Goal: Return every line below as is, leaving out the pictures.

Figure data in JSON
____________________
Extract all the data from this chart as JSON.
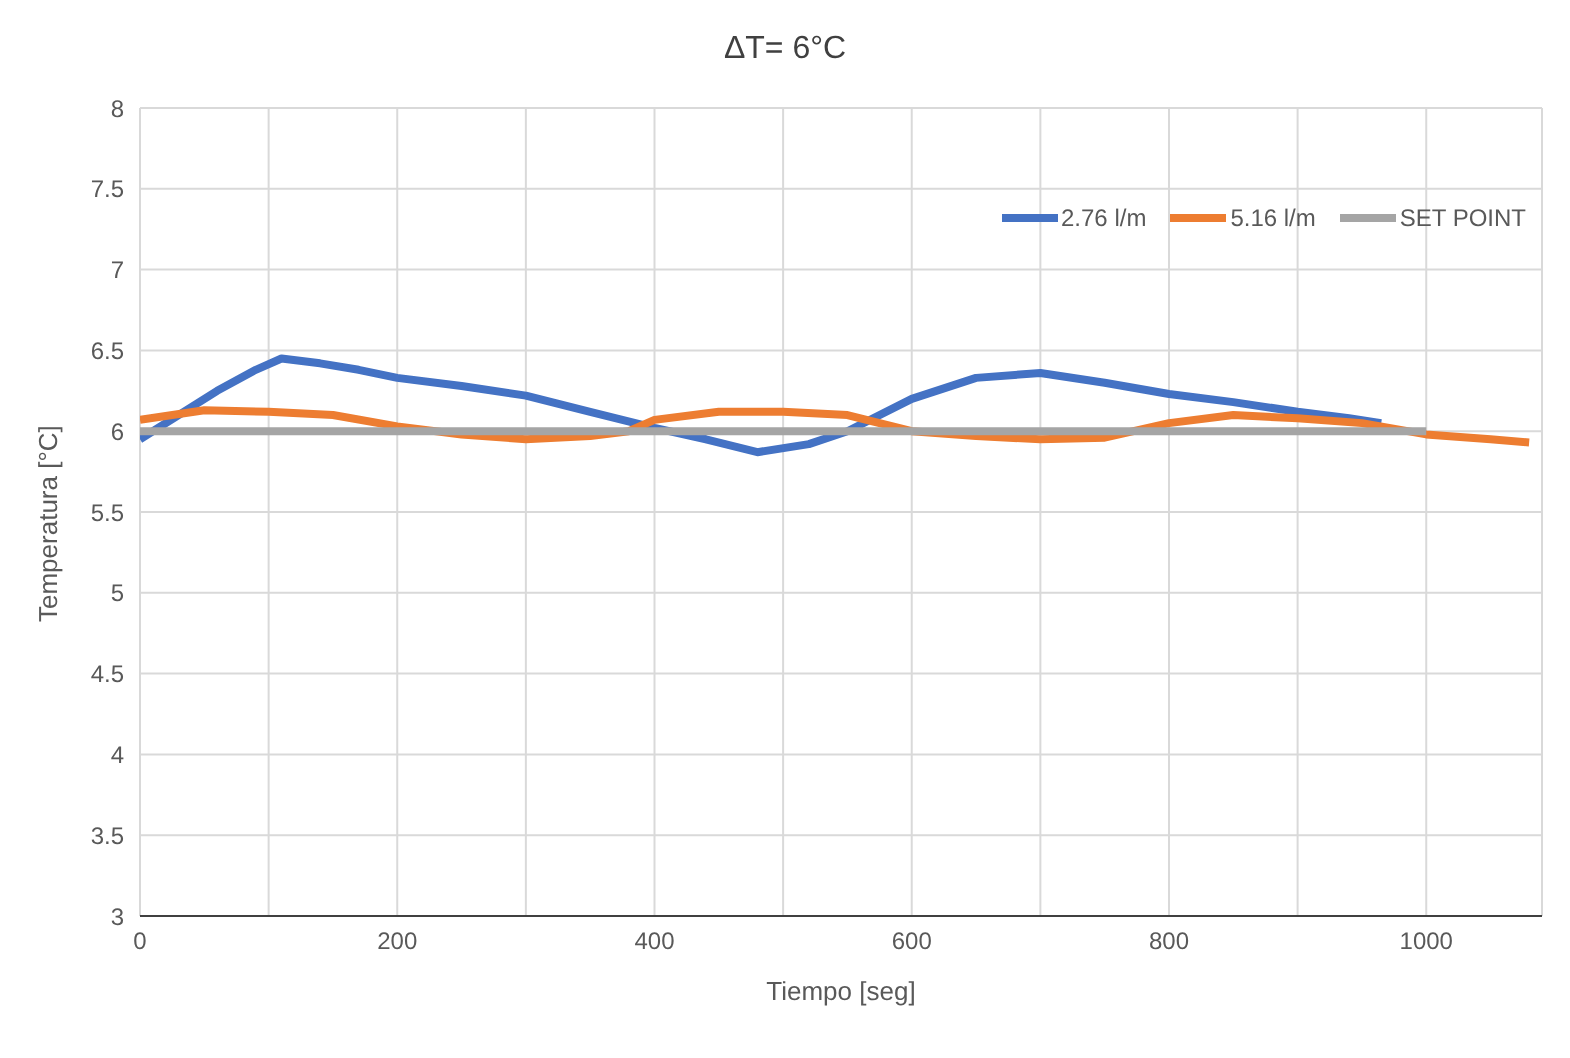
{
  "chart_data": {
    "type": "line",
    "title": "ΔT= 6°C",
    "xlabel": "Tiempo [seg]",
    "ylabel": "Temperatura [°C]",
    "xlim": [
      0,
      1090
    ],
    "xticks": [
      0,
      {
        "value": 100,
        "label": null
      },
      200,
      {
        "value": 300,
        "label": null
      },
      400,
      {
        "value": 500,
        "label": null
      },
      600,
      {
        "value": 700,
        "label": null
      },
      800,
      {
        "value": 900,
        "label": null
      },
      1000
    ],
    "ylim": [
      3,
      8
    ],
    "yticks": [
      3,
      3.5,
      4,
      4.5,
      5,
      5.5,
      6,
      6.5,
      7,
      7.5,
      8
    ],
    "grid": true,
    "legend": "top right",
    "marker": "none",
    "line_style": "solid",
    "series": [
      {
        "name": "2.76 l/m",
        "color": "#4472c4",
        "x": [
          0,
          30,
          60,
          90,
          110,
          140,
          170,
          200,
          250,
          300,
          350,
          400,
          440,
          480,
          520,
          550,
          600,
          650,
          700,
          750,
          800,
          850,
          900,
          940,
          965
        ],
        "values": [
          5.95,
          6.1,
          6.25,
          6.38,
          6.45,
          6.42,
          6.38,
          6.33,
          6.28,
          6.22,
          6.12,
          6.02,
          5.95,
          5.87,
          5.92,
          6.0,
          6.2,
          6.33,
          6.36,
          6.3,
          6.23,
          6.18,
          6.12,
          6.08,
          6.05
        ]
      },
      {
        "name": "5.16 l/m",
        "color": "#ed7d31",
        "x": [
          0,
          50,
          100,
          150,
          200,
          250,
          300,
          350,
          380,
          400,
          450,
          500,
          550,
          600,
          650,
          700,
          750,
          800,
          850,
          900,
          950,
          1000,
          1050,
          1080
        ],
        "values": [
          6.07,
          6.13,
          6.12,
          6.1,
          6.03,
          5.98,
          5.95,
          5.97,
          6.0,
          6.07,
          6.12,
          6.12,
          6.1,
          6.0,
          5.97,
          5.95,
          5.96,
          6.05,
          6.1,
          6.08,
          6.05,
          5.98,
          5.95,
          5.93
        ]
      },
      {
        "name": "SET POINT",
        "color": "#a5a5a5",
        "x": [
          0,
          1000
        ],
        "values": [
          6,
          6
        ]
      }
    ]
  }
}
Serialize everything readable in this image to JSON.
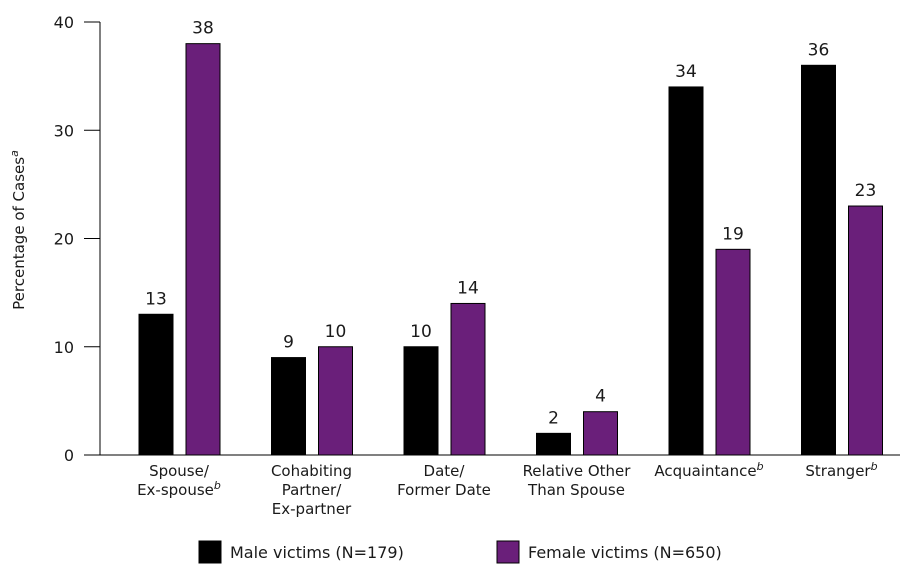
{
  "chart_data": {
    "type": "bar",
    "title": "",
    "ylabel": "Percentage of Cases",
    "ylabel_sup": "a",
    "ylim": [
      0,
      40
    ],
    "yticks": [
      0,
      10,
      20,
      30,
      40
    ],
    "categories": [
      {
        "lines": [
          "Spouse/",
          "Ex-spouse"
        ],
        "sup": "b"
      },
      {
        "lines": [
          "Cohabiting",
          "Partner/",
          "Ex-partner"
        ],
        "sup": ""
      },
      {
        "lines": [
          "Date/",
          "Former Date"
        ],
        "sup": ""
      },
      {
        "lines": [
          "Relative Other",
          "Than Spouse"
        ],
        "sup": ""
      },
      {
        "lines": [
          "Acquaintance"
        ],
        "sup": "b"
      },
      {
        "lines": [
          "Stranger"
        ],
        "sup": "b"
      }
    ],
    "series": [
      {
        "name": "Male victims (N=179)",
        "color": "#000000",
        "values": [
          13,
          9,
          10,
          2,
          34,
          36
        ]
      },
      {
        "name": "Female victims (N=650)",
        "color": "#6a1f7a",
        "values": [
          38,
          10,
          14,
          4,
          19,
          23
        ]
      }
    ],
    "legend_position": "bottom",
    "grid": false
  }
}
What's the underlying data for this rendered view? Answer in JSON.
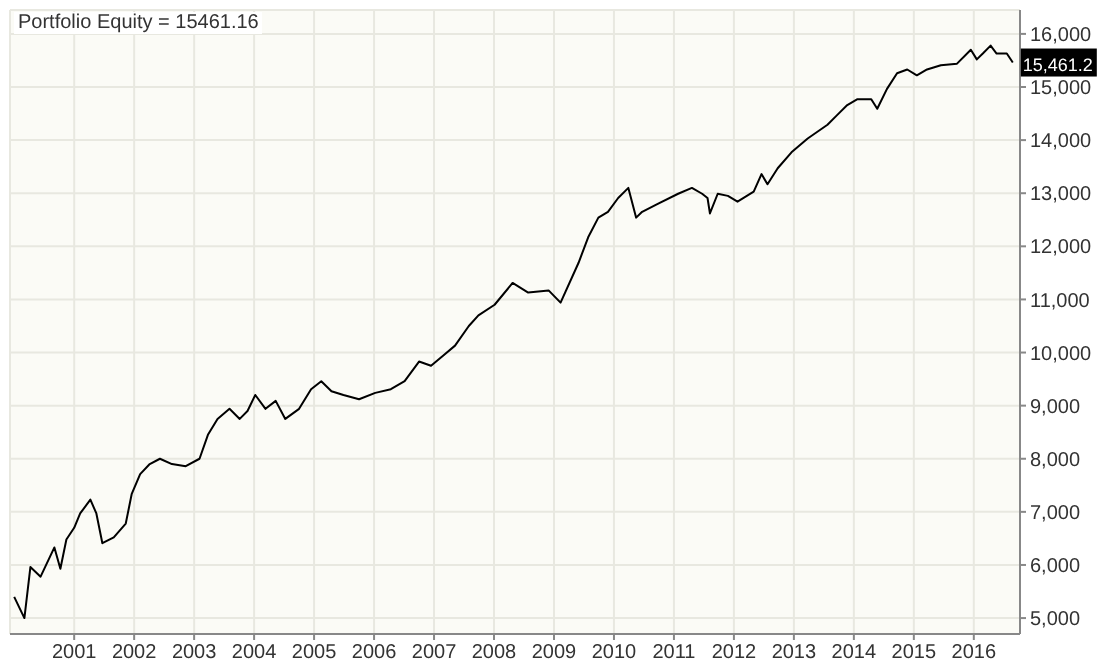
____________________
Solution for this problem:
Extract all the data from this chart as JSON.
{
  "chart_data": {
    "type": "line",
    "title": "ΔT= 6°C",
    "xlabel": "Tiempo [seg]",
    "ylabel": "Temperatura [°C]",
    "xlim": [
      0,
      1090
    ],
    "xticks": [
      0,
      {
        "value": 100,
        "label": null
      },
      200,
      {
        "value": 300,
        "label": null
      },
      400,
      {
        "value": 500,
        "label": null
      },
      600,
      {
        "value": 700,
        "label": null
      },
      800,
      {
        "value": 900,
        "label": null
      },
      1000
    ],
    "ylim": [
      3,
      8
    ],
    "yticks": [
      3,
      3.5,
      4,
      4.5,
      5,
      5.5,
      6,
      6.5,
      7,
      7.5,
      8
    ],
    "grid": true,
    "legend": "top right",
    "marker": "none",
    "line_style": "solid",
    "series": [
      {
        "name": "2.76 l/m",
        "color": "#4472c4",
        "x": [
          0,
          30,
          60,
          90,
          110,
          140,
          170,
          200,
          250,
          300,
          350,
          400,
          440,
          480,
          520,
          550,
          600,
          650,
          700,
          750,
          800,
          850,
          900,
          940,
          965
        ],
        "values": [
          5.95,
          6.1,
          6.25,
          6.38,
          6.45,
          6.42,
          6.38,
          6.33,
          6.28,
          6.22,
          6.12,
          6.02,
          5.95,
          5.87,
          5.92,
          6.0,
          6.2,
          6.33,
          6.36,
          6.3,
          6.23,
          6.18,
          6.12,
          6.08,
          6.05
        ]
      },
      {
        "name": "5.16 l/m",
        "color": "#ed7d31",
        "x": [
          0,
          50,
          100,
          150,
          200,
          250,
          300,
          350,
          380,
          400,
          450,
          500,
          550,
          600,
          650,
          700,
          750,
          800,
          850,
          900,
          950,
          1000,
          1050,
          1080
        ],
        "values": [
          6.07,
          6.13,
          6.12,
          6.1,
          6.03,
          5.98,
          5.95,
          5.97,
          6.0,
          6.07,
          6.12,
          6.12,
          6.1,
          6.0,
          5.97,
          5.95,
          5.96,
          6.05,
          6.1,
          6.08,
          6.05,
          5.98,
          5.95,
          5.93
        ]
      },
      {
        "name": "SET POINT",
        "color": "#a5a5a5",
        "x": [
          0,
          1000
        ],
        "values": [
          6,
          6
        ]
      }
    ]
  }
}
Serialize everything readable in this image to JSON.
{
  "chart_data": {
    "type": "bar",
    "title": "",
    "ylabel": "Percentage of Cases",
    "ylabel_sup": "a",
    "ylim": [
      0,
      40
    ],
    "yticks": [
      0,
      10,
      20,
      30,
      40
    ],
    "categories": [
      {
        "lines": [
          "Spouse/",
          "Ex-spouse"
        ],
        "sup": "b"
      },
      {
        "lines": [
          "Cohabiting",
          "Partner/",
          "Ex-partner"
        ],
        "sup": ""
      },
      {
        "lines": [
          "Date/",
          "Former Date"
        ],
        "sup": ""
      },
      {
        "lines": [
          "Relative Other",
          "Than Spouse"
        ],
        "sup": ""
      },
      {
        "lines": [
          "Acquaintance"
        ],
        "sup": "b"
      },
      {
        "lines": [
          "Stranger"
        ],
        "sup": "b"
      }
    ],
    "series": [
      {
        "name": "Male victims (N=179)",
        "color": "#000000",
        "values": [
          13,
          9,
          10,
          2,
          34,
          36
        ]
      },
      {
        "name": "Female victims (N=650)",
        "color": "#6a1f7a",
        "values": [
          38,
          10,
          14,
          4,
          19,
          23
        ]
      }
    ],
    "legend_position": "bottom",
    "grid": false
  }
}
What's the underlying data for this rendered view? Answer in JSON.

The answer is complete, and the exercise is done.